● **Description of the task**
Any pictures in the records below should be skipped; write out everything else exactly.
======== Data for this exercise
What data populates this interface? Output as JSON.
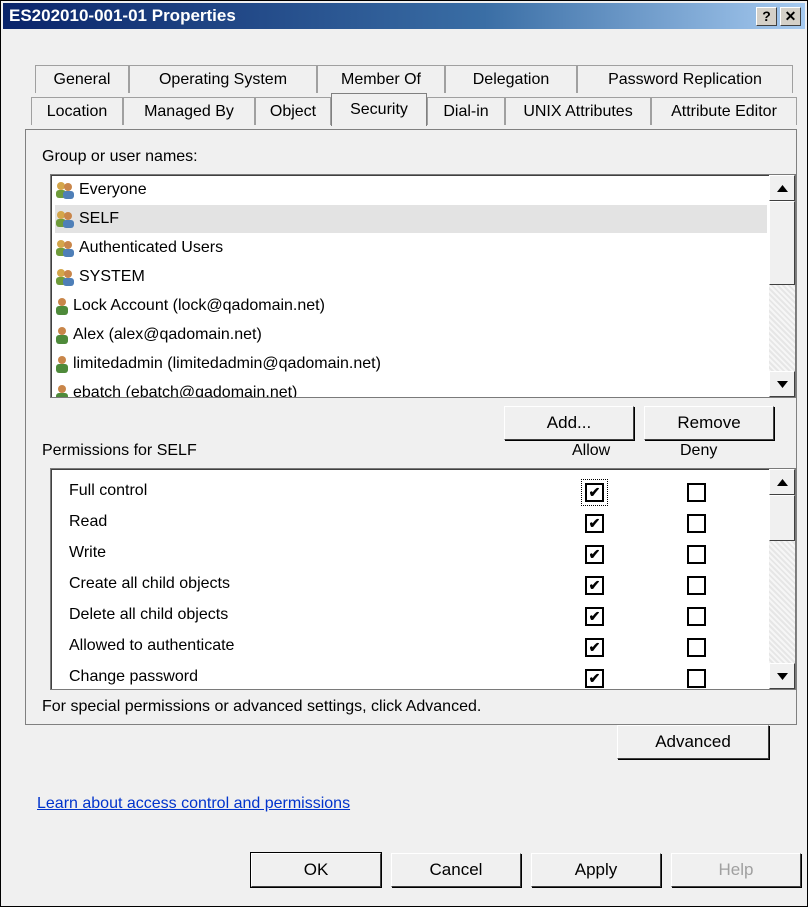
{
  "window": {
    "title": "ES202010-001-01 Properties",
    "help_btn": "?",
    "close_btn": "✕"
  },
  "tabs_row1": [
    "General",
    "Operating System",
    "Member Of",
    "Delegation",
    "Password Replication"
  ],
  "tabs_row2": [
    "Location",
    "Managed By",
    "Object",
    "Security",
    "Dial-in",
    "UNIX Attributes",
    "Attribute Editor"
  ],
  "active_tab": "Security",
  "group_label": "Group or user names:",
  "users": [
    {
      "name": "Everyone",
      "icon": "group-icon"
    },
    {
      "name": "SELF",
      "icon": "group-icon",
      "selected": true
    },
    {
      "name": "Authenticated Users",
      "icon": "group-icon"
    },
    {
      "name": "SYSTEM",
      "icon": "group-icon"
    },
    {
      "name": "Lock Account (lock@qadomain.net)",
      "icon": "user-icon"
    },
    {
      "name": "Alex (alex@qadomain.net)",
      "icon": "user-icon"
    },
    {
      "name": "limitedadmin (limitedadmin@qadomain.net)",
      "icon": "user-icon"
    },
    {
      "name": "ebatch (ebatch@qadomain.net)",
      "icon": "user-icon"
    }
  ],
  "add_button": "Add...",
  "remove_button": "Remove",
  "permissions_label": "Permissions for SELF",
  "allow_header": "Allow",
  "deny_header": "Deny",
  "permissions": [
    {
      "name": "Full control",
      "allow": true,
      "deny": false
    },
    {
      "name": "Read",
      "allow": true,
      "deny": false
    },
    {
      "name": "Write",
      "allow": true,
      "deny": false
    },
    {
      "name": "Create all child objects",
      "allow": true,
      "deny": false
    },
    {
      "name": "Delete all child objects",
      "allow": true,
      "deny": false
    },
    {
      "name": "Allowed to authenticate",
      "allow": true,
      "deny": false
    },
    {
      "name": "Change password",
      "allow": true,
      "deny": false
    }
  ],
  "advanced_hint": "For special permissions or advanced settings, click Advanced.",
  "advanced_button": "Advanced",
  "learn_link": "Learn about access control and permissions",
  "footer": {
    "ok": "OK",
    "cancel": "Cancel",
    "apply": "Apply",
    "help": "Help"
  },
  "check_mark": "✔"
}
================
● **Solution below**
What data populates this interface? Output as JSON.
{
  "window": {
    "title": "ES202010-001-01 Properties",
    "help_btn": "?",
    "close_btn": "✕"
  },
  "tabs_row1": [
    "General",
    "Operating System",
    "Member Of",
    "Delegation",
    "Password Replication"
  ],
  "tabs_row2": [
    "Location",
    "Managed By",
    "Object",
    "Security",
    "Dial-in",
    "UNIX Attributes",
    "Attribute Editor"
  ],
  "active_tab": "Security",
  "group_label": "Group or user names:",
  "users": [
    {
      "name": "Everyone",
      "icon": "group-icon"
    },
    {
      "name": "SELF",
      "icon": "group-icon",
      "selected": true
    },
    {
      "name": "Authenticated Users",
      "icon": "group-icon"
    },
    {
      "name": "SYSTEM",
      "icon": "group-icon"
    },
    {
      "name": "Lock Account (lock@qadomain.net)",
      "icon": "user-icon"
    },
    {
      "name": "Alex (alex@qadomain.net)",
      "icon": "user-icon"
    },
    {
      "name": "limitedadmin (limitedadmin@qadomain.net)",
      "icon": "user-icon"
    },
    {
      "name": "ebatch (ebatch@qadomain.net)",
      "icon": "user-icon"
    }
  ],
  "add_button": "Add...",
  "remove_button": "Remove",
  "permissions_label": "Permissions for SELF",
  "allow_header": "Allow",
  "deny_header": "Deny",
  "permissions": [
    {
      "name": "Full control",
      "allow": true,
      "deny": false
    },
    {
      "name": "Read",
      "allow": true,
      "deny": false
    },
    {
      "name": "Write",
      "allow": true,
      "deny": false
    },
    {
      "name": "Create all child objects",
      "allow": true,
      "deny": false
    },
    {
      "name": "Delete all child objects",
      "allow": true,
      "deny": false
    },
    {
      "name": "Allowed to authenticate",
      "allow": true,
      "deny": false
    },
    {
      "name": "Change password",
      "allow": true,
      "deny": false
    }
  ],
  "advanced_hint": "For special permissions or advanced settings, click Advanced.",
  "advanced_button": "Advanced",
  "learn_link": "Learn about access control and permissions",
  "footer": {
    "ok": "OK",
    "cancel": "Cancel",
    "apply": "Apply",
    "help": "Help"
  },
  "check_mark": "✔"
}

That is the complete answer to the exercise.